• _Stated problem_
Omit all images, then return the remaining material exactly as it stands.

[Collected data]
────────────────────────────────────────
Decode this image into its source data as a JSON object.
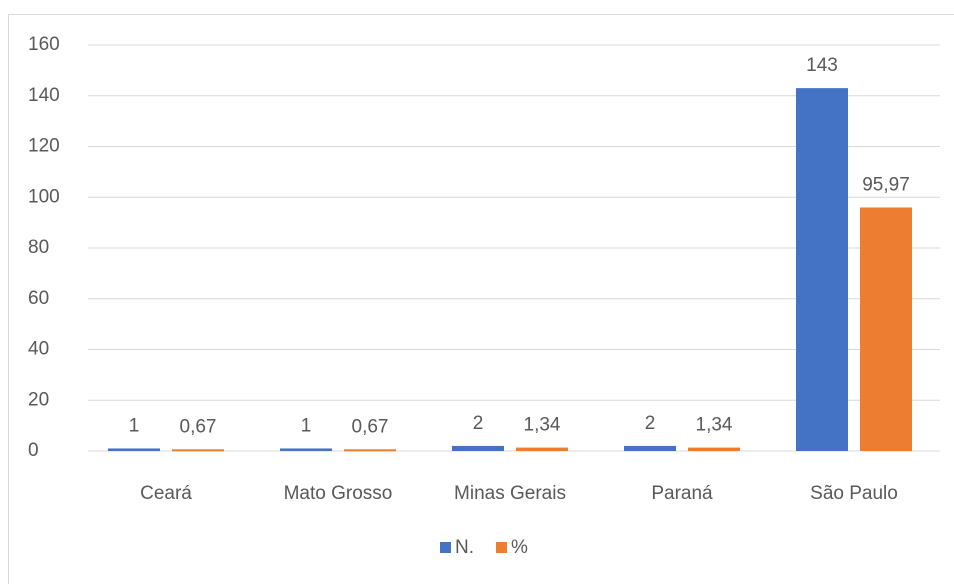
{
  "chart_data": {
    "type": "bar",
    "categories": [
      "Ceará",
      "Mato Grosso",
      "Minas Gerais",
      "Paraná",
      "São Paulo"
    ],
    "series": [
      {
        "name": "N.",
        "color": "#4472c4",
        "values": [
          1,
          1,
          2,
          2,
          143
        ]
      },
      {
        "name": "%",
        "color": "#ed7d31",
        "values": [
          0.67,
          0.67,
          1.34,
          1.34,
          95.97
        ],
        "value_labels": [
          "0,67",
          "0,67",
          "1,34",
          "1,34",
          "95,97"
        ]
      }
    ],
    "ylim": [
      0,
      160
    ],
    "yticks": [
      0,
      20,
      40,
      60,
      80,
      100,
      120,
      140,
      160
    ],
    "grid": true,
    "legend": "bottom"
  }
}
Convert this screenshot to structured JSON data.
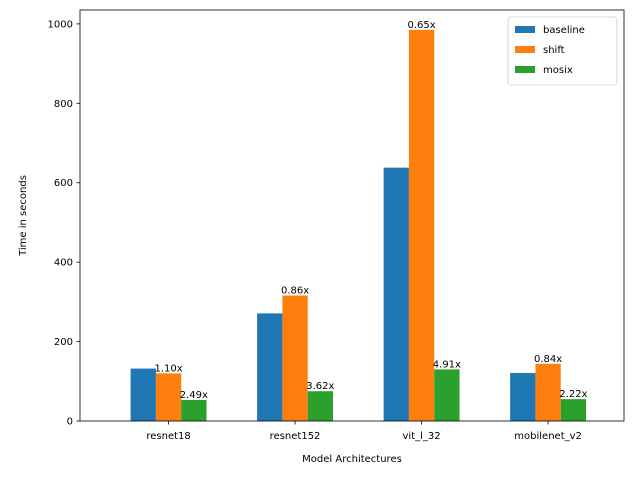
{
  "chart_data": {
    "type": "bar",
    "categories": [
      "resnet18",
      "resnet152",
      "vit_l_32",
      "mobilenet_v2"
    ],
    "series": [
      {
        "name": "baseline",
        "color": "#1f77b4",
        "values": [
          132,
          271,
          638,
          121
        ],
        "labels": [
          "",
          "",
          "",
          ""
        ]
      },
      {
        "name": "shift",
        "color": "#ff7f0e",
        "values": [
          120,
          316,
          985,
          144
        ],
        "labels": [
          "1.10x",
          "0.86x",
          "0.65x",
          "0.84x"
        ]
      },
      {
        "name": "mosix",
        "color": "#2ca02c",
        "values": [
          53,
          75,
          130,
          55
        ],
        "labels": [
          "2.49x",
          "3.62x",
          "4.91x",
          "2.22x"
        ]
      }
    ],
    "xlabel": "Model Architectures",
    "ylabel": "Time in seconds",
    "ylim": [
      0,
      1035
    ],
    "yticks": [
      0,
      200,
      400,
      600,
      800,
      1000
    ],
    "grid": false,
    "legend_position": "top-right"
  }
}
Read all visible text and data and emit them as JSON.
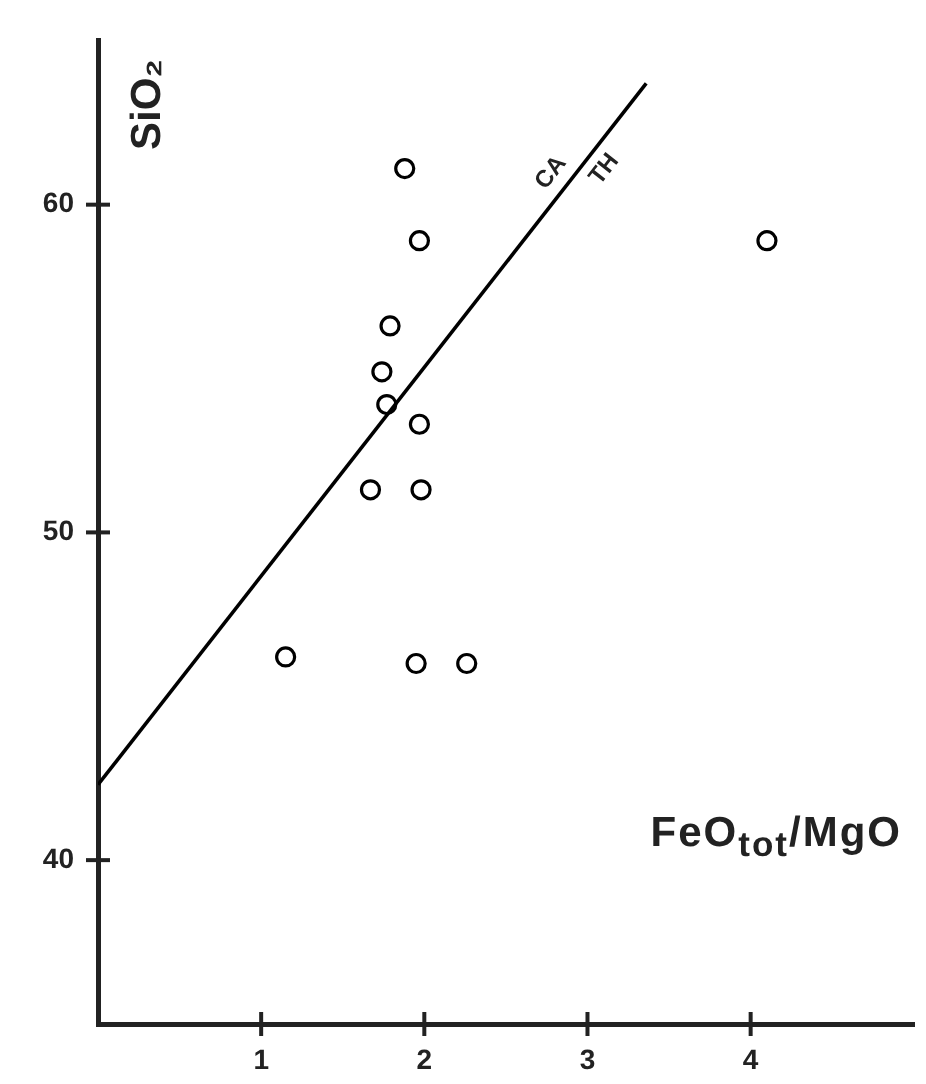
{
  "chart_data": {
    "type": "scatter",
    "xlabel": "FeO$_{tot}$/MgO",
    "ylabel": "SiO₂",
    "xlim": [
      0,
      5
    ],
    "ylim": [
      35,
      65
    ],
    "xticks": [
      1,
      2,
      3,
      4
    ],
    "yticks": [
      40,
      50,
      60
    ],
    "grid": false,
    "legend": false,
    "annotations": [
      "CA",
      "TH"
    ],
    "series": [
      {
        "type": "scatter",
        "color": "#000000",
        "marker": "circle",
        "x": [
          1.88,
          1.97,
          4.1,
          1.79,
          1.74,
          1.77,
          1.97,
          1.67,
          1.98,
          1.15,
          1.95,
          2.26
        ],
        "values": [
          61.1,
          58.9,
          58.9,
          56.3,
          54.9,
          53.9,
          53.3,
          51.3,
          51.3,
          46.2,
          46.0,
          46.0
        ]
      },
      {
        "type": "line",
        "color": "#000000",
        "marker": "none",
        "x": [
          0,
          3.36
        ],
        "values": [
          42.3,
          63.7
        ]
      }
    ]
  }
}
────────────────────────────────────────
• _Full output_
Decode this image into its source data as a JSON object.
{
  "chart_data": {
    "type": "bar",
    "categories": [
      "Ceará",
      "Mato Grosso",
      "Minas Gerais",
      "Paraná",
      "São Paulo"
    ],
    "series": [
      {
        "name": "N.",
        "color": "#4472c4",
        "values": [
          1,
          1,
          2,
          2,
          143
        ]
      },
      {
        "name": "%",
        "color": "#ed7d31",
        "values": [
          0.67,
          0.67,
          1.34,
          1.34,
          95.97
        ],
        "value_labels": [
          "0,67",
          "0,67",
          "1,34",
          "1,34",
          "95,97"
        ]
      }
    ],
    "ylim": [
      0,
      160
    ],
    "yticks": [
      0,
      20,
      40,
      60,
      80,
      100,
      120,
      140,
      160
    ],
    "grid": true,
    "legend": "bottom"
  }
}
Convert this screenshot to structured JSON data.
{
  "chart_data": {
    "type": "bar",
    "categories": [
      "resnet18",
      "resnet152",
      "vit_l_32",
      "mobilenet_v2"
    ],
    "series": [
      {
        "name": "baseline",
        "color": "#1f77b4",
        "values": [
          132,
          271,
          638,
          121
        ],
        "labels": [
          "",
          "",
          "",
          ""
        ]
      },
      {
        "name": "shift",
        "color": "#ff7f0e",
        "values": [
          120,
          316,
          985,
          144
        ],
        "labels": [
          "1.10x",
          "0.86x",
          "0.65x",
          "0.84x"
        ]
      },
      {
        "name": "mosix",
        "color": "#2ca02c",
        "values": [
          53,
          75,
          130,
          55
        ],
        "labels": [
          "2.49x",
          "3.62x",
          "4.91x",
          "2.22x"
        ]
      }
    ],
    "xlabel": "Model Architectures",
    "ylabel": "Time in seconds",
    "ylim": [
      0,
      1035
    ],
    "yticks": [
      0,
      200,
      400,
      600,
      800,
      1000
    ],
    "grid": false,
    "legend_position": "top-right"
  }
}
Read all visible text and data and emit them as JSON.
{
  "chart_data": {
    "type": "scatter",
    "xlabel": "FeO$_{tot}$/MgO",
    "ylabel": "SiO₂",
    "xlim": [
      0,
      5
    ],
    "ylim": [
      35,
      65
    ],
    "xticks": [
      1,
      2,
      3,
      4
    ],
    "yticks": [
      40,
      50,
      60
    ],
    "grid": false,
    "legend": false,
    "annotations": [
      "CA",
      "TH"
    ],
    "series": [
      {
        "type": "scatter",
        "color": "#000000",
        "marker": "circle",
        "x": [
          1.88,
          1.97,
          4.1,
          1.79,
          1.74,
          1.77,
          1.97,
          1.67,
          1.98,
          1.15,
          1.95,
          2.26
        ],
        "values": [
          61.1,
          58.9,
          58.9,
          56.3,
          54.9,
          53.9,
          53.3,
          51.3,
          51.3,
          46.2,
          46.0,
          46.0
        ]
      },
      {
        "type": "line",
        "color": "#000000",
        "marker": "none",
        "x": [
          0,
          3.36
        ],
        "values": [
          42.3,
          63.7
        ]
      }
    ]
  }
}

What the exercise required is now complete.